Extracted data entries:
------------------------------
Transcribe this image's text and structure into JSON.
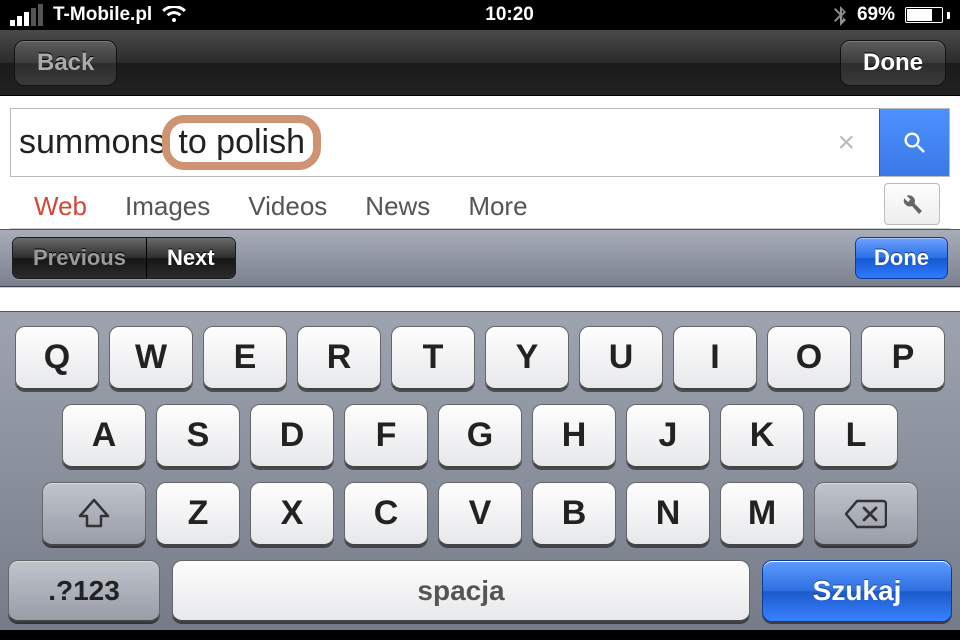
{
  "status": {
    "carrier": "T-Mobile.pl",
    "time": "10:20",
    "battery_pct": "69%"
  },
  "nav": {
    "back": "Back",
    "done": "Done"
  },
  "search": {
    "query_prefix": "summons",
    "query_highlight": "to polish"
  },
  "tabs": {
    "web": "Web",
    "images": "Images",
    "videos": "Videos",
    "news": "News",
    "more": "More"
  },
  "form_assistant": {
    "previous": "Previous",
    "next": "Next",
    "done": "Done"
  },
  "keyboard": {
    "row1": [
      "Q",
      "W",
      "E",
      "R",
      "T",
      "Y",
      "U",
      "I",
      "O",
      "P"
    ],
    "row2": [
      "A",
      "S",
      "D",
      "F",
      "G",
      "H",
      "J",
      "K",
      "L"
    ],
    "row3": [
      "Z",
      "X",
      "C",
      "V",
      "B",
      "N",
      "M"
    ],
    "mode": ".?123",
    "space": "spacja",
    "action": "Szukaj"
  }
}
------------------------------
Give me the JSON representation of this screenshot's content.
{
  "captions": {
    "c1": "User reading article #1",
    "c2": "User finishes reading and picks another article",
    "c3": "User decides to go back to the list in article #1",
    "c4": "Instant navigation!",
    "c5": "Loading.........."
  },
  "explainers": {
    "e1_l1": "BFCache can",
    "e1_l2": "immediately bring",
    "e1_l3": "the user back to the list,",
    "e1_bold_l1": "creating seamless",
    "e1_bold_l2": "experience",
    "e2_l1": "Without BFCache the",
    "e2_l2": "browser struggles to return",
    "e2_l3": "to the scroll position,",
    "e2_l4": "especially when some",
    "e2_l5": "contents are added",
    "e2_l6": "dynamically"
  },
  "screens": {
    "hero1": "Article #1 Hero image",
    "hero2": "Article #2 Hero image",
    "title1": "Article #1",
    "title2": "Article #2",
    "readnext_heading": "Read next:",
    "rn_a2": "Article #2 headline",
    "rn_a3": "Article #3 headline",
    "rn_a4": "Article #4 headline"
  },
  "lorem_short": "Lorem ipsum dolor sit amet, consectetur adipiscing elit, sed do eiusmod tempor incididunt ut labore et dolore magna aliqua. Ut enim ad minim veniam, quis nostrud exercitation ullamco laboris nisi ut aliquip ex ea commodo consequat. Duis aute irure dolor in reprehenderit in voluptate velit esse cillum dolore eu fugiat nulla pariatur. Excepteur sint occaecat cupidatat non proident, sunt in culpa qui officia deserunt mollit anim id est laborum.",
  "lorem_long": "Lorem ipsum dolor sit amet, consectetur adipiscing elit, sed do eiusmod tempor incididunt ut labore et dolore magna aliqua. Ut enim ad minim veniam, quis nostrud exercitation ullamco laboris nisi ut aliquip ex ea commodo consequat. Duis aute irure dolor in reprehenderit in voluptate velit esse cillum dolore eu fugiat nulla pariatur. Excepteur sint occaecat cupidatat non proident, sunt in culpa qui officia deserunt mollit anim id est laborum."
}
------------------------------
Exercise brief ▸ Copy, from the material above, each line in which the string "this" occurs.

Finished answer ▸
Transcribe this image's text and structure into JSON.
Give me the JSON representation of this screenshot's content.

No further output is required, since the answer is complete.